▶

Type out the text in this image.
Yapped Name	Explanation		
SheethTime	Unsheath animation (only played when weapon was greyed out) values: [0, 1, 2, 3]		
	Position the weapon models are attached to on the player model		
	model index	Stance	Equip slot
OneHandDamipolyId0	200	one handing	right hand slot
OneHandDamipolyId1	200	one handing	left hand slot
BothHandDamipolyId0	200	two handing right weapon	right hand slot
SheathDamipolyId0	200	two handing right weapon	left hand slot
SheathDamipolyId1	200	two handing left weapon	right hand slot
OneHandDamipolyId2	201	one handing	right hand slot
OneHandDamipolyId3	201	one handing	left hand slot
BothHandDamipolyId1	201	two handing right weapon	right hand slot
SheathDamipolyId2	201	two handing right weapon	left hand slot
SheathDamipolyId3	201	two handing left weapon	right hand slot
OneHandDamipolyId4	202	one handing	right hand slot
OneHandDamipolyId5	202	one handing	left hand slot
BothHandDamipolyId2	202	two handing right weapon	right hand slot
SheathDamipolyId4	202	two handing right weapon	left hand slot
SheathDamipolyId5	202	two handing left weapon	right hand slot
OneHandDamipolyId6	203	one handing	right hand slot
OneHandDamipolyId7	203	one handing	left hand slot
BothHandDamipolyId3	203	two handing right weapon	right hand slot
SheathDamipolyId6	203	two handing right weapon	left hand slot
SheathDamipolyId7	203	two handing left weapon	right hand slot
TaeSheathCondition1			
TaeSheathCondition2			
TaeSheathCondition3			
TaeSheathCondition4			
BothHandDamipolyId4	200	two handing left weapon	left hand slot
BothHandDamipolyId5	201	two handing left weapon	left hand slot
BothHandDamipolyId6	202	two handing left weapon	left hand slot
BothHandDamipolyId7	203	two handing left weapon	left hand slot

◀

Task goal - Pull out each record as written and restate it exactly.

Solution for this problem -
Type out the text in this image.
Yapped Name	Explanation		
SheethTime	Unsheath animation (only played when weapon was greyed out) values: [0, 1, 2, 3]		
	Position the weapon models are attached to on the player model		
	model index	Stance	Equip slot
OneHandDamipolyId0	200	one handing	right hand slot
OneHandDamipolyId1	200	one handing	left hand slot
BothHandDamipolyId0	200	two handing right weapon	right hand slot
SheathDamipolyId0	200	two handing right weapon	left hand slot
SheathDamipolyId1	200	two handing left weapon	right hand slot
OneHandDamipolyId2	201	one handing	right hand slot
OneHandDamipolyId3	201	one handing	left hand slot
BothHandDamipolyId1	201	two handing right weapon	right hand slot
SheathDamipolyId2	201	two handing right weapon	left hand slot
SheathDamipolyId3	201	two handing left weapon	right hand slot
OneHandDamipolyId4	202	one handing	right hand slot
OneHandDamipolyId5	202	one handing	left hand slot
BothHandDamipolyId2	202	two handing right weapon	right hand slot
SheathDamipolyId4	202	two handing right weapon	left hand slot
SheathDamipolyId5	202	two handing left weapon	right hand slot
OneHandDamipolyId6	203	one handing	right hand slot
OneHandDamipolyId7	203	one handing	left hand slot
BothHandDamipolyId3	203	two handing right weapon	right hand slot
SheathDamipolyId6	203	two handing right weapon	left hand slot
SheathDamipolyId7	203	two handing left weapon	right hand slot
TaeSheathCondition1			
TaeSheathCondition2			
TaeSheathCondition3			
TaeSheathCondition4			
BothHandDamipolyId4	200	two handing left weapon	left hand slot
BothHandDamipolyId5	201	two handing left weapon	left hand slot
BothHandDamipolyId6	202	two handing left weapon	left hand slot
BothHandDamipolyId7	203	two handing left weapon	left hand slot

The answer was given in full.